(Records contained in a dataset)
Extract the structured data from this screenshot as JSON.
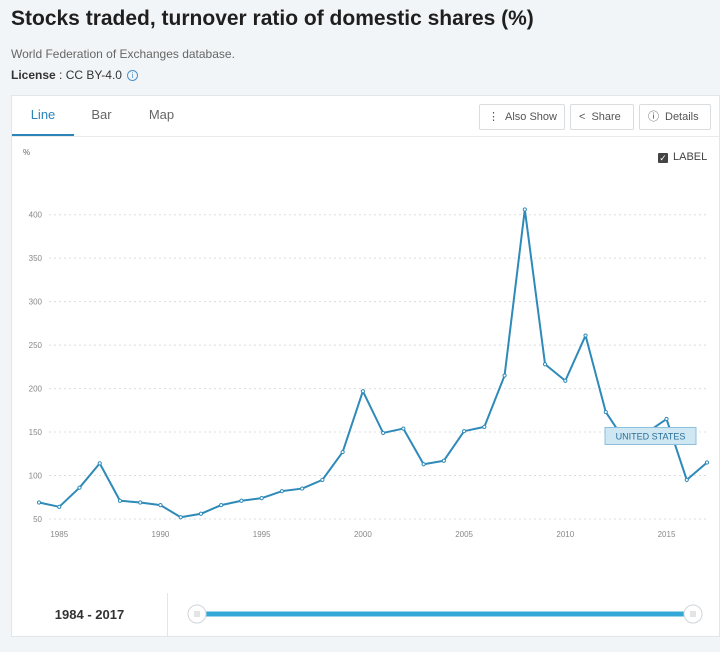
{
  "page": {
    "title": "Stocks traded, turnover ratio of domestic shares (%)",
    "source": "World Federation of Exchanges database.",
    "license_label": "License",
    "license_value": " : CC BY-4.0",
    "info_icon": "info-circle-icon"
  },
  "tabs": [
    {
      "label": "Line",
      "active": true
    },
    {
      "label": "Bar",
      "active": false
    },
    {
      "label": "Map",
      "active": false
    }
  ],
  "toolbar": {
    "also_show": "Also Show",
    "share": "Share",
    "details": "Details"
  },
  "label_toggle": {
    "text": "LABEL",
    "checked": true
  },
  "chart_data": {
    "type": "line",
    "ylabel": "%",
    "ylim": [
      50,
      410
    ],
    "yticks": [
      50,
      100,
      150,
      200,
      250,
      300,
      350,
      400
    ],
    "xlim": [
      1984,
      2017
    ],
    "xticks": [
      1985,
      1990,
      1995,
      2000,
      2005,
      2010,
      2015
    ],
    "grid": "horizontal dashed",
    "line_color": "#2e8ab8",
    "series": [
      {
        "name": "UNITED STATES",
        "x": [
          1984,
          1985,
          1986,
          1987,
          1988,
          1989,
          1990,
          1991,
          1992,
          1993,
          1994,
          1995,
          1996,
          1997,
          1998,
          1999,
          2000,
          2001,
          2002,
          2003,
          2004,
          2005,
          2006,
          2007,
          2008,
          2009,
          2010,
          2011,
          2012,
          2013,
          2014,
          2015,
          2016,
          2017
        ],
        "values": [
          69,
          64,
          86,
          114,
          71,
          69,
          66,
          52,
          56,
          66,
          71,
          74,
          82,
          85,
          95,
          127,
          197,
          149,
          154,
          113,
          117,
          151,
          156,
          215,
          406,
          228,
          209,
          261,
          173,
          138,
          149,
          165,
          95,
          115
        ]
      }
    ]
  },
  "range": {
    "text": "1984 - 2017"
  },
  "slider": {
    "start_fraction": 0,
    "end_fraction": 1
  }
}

INSTRUCTION: Your task is to transcribe all of the records precisely, with no images included.

SOLUTION FOR THIS TASK:
Extract the structured data from this screenshot as JSON.
{
  "page": {
    "title": "Stocks traded, turnover ratio of domestic shares (%)",
    "source": "World Federation of Exchanges database.",
    "license_label": "License",
    "license_value": " : CC BY-4.0",
    "info_icon": "info-circle-icon"
  },
  "tabs": [
    {
      "label": "Line",
      "active": true
    },
    {
      "label": "Bar",
      "active": false
    },
    {
      "label": "Map",
      "active": false
    }
  ],
  "toolbar": {
    "also_show": "Also Show",
    "share": "Share",
    "details": "Details"
  },
  "label_toggle": {
    "text": "LABEL",
    "checked": true
  },
  "chart_data": {
    "type": "line",
    "ylabel": "%",
    "ylim": [
      50,
      410
    ],
    "yticks": [
      50,
      100,
      150,
      200,
      250,
      300,
      350,
      400
    ],
    "xlim": [
      1984,
      2017
    ],
    "xticks": [
      1985,
      1990,
      1995,
      2000,
      2005,
      2010,
      2015
    ],
    "grid": "horizontal dashed",
    "line_color": "#2e8ab8",
    "series": [
      {
        "name": "UNITED STATES",
        "x": [
          1984,
          1985,
          1986,
          1987,
          1988,
          1989,
          1990,
          1991,
          1992,
          1993,
          1994,
          1995,
          1996,
          1997,
          1998,
          1999,
          2000,
          2001,
          2002,
          2003,
          2004,
          2005,
          2006,
          2007,
          2008,
          2009,
          2010,
          2011,
          2012,
          2013,
          2014,
          2015,
          2016,
          2017
        ],
        "values": [
          69,
          64,
          86,
          114,
          71,
          69,
          66,
          52,
          56,
          66,
          71,
          74,
          82,
          85,
          95,
          127,
          197,
          149,
          154,
          113,
          117,
          151,
          156,
          215,
          406,
          228,
          209,
          261,
          173,
          138,
          149,
          165,
          95,
          115
        ]
      }
    ]
  },
  "range": {
    "text": "1984 - 2017"
  },
  "slider": {
    "start_fraction": 0,
    "end_fraction": 1
  }
}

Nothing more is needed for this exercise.